OBJECTIVE:
Search the entries below. Return every line that has "pansements" in it.

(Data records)

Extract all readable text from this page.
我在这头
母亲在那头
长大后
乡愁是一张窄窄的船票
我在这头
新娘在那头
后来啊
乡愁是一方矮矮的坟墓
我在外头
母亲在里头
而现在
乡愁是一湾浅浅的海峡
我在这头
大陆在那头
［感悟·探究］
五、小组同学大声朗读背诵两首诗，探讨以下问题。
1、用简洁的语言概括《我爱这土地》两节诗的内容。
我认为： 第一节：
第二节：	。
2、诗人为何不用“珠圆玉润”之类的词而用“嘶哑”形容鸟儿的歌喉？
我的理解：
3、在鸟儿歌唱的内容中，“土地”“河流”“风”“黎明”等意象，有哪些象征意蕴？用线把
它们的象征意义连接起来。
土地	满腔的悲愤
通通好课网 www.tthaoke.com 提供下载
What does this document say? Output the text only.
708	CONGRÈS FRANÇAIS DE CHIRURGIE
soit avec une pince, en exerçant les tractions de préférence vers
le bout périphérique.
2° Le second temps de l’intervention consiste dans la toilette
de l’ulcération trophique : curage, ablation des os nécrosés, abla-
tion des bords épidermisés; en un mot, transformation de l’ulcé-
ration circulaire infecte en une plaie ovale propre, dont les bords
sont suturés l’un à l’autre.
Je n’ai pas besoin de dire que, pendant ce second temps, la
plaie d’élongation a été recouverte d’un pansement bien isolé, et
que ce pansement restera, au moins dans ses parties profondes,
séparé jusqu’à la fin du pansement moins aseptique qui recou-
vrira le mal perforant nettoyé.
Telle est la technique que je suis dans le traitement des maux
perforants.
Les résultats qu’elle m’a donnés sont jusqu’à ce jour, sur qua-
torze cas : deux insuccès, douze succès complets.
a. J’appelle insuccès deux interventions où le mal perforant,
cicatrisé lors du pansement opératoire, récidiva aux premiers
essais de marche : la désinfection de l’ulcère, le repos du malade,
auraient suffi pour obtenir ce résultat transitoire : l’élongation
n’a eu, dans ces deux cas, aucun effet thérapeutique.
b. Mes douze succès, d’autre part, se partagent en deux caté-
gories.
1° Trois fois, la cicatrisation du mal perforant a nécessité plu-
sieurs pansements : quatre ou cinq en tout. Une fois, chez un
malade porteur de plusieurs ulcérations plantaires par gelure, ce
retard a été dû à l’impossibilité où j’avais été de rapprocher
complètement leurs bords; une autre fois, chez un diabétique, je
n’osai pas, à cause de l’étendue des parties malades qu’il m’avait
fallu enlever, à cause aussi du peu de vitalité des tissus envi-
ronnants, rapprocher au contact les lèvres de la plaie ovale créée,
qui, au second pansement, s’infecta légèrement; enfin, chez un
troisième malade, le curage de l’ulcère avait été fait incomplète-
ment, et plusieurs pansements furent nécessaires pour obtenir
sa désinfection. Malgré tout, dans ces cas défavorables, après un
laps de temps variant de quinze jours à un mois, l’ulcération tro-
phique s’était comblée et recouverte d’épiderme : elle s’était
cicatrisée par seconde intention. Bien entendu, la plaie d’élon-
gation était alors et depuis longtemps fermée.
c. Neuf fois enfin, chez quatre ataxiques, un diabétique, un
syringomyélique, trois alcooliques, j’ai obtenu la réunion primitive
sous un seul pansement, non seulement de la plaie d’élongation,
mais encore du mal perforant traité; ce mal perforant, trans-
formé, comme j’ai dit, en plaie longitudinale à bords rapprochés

OUTPUT FOR THIS TASK:
sieurs pansements : quatre ou cinq en tout. Une fois, chez un
ment, et plusieurs pansements furent nécessaires pour obtenir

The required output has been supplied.